▼▼▼
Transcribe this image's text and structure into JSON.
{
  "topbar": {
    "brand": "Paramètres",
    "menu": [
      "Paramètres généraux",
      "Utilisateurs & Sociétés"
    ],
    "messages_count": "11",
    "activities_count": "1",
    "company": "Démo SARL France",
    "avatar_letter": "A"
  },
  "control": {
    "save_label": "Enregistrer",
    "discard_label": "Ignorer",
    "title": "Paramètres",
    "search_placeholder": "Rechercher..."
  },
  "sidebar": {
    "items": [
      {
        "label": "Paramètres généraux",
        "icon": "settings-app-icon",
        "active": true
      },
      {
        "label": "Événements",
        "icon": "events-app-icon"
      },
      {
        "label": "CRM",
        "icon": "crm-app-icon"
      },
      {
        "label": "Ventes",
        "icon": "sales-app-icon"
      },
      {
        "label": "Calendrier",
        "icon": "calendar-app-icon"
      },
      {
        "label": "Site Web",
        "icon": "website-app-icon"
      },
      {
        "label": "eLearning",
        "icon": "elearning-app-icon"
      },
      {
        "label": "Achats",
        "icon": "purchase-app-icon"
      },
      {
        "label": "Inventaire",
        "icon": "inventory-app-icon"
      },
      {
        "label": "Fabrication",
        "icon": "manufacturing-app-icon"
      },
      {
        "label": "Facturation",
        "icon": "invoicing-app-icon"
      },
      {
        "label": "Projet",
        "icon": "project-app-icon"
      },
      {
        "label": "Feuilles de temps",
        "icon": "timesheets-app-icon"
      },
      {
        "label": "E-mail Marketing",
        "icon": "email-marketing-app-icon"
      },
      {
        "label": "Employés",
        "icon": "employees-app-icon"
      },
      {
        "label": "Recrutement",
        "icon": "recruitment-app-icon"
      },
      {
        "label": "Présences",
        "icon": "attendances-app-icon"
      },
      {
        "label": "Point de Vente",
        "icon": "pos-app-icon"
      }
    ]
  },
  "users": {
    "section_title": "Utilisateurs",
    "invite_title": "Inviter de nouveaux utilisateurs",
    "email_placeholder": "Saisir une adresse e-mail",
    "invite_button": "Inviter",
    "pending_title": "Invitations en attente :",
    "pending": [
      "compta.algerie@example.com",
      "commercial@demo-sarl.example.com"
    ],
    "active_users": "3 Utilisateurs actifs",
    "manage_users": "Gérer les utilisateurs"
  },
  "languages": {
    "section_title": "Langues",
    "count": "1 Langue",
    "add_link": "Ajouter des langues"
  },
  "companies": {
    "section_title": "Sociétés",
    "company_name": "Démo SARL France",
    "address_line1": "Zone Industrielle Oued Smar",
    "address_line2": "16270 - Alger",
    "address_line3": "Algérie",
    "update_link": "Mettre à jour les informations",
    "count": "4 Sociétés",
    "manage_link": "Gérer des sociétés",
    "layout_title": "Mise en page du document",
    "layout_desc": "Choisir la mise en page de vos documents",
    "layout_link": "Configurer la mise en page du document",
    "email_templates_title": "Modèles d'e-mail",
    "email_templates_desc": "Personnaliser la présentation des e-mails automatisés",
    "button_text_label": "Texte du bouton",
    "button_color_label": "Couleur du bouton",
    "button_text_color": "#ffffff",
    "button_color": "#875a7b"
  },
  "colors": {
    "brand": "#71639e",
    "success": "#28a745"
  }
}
▲▲▲
Only a number is expected here: the count of lines in the listing that hold the string "généraux".

ANSWER TO THIS TASK. 2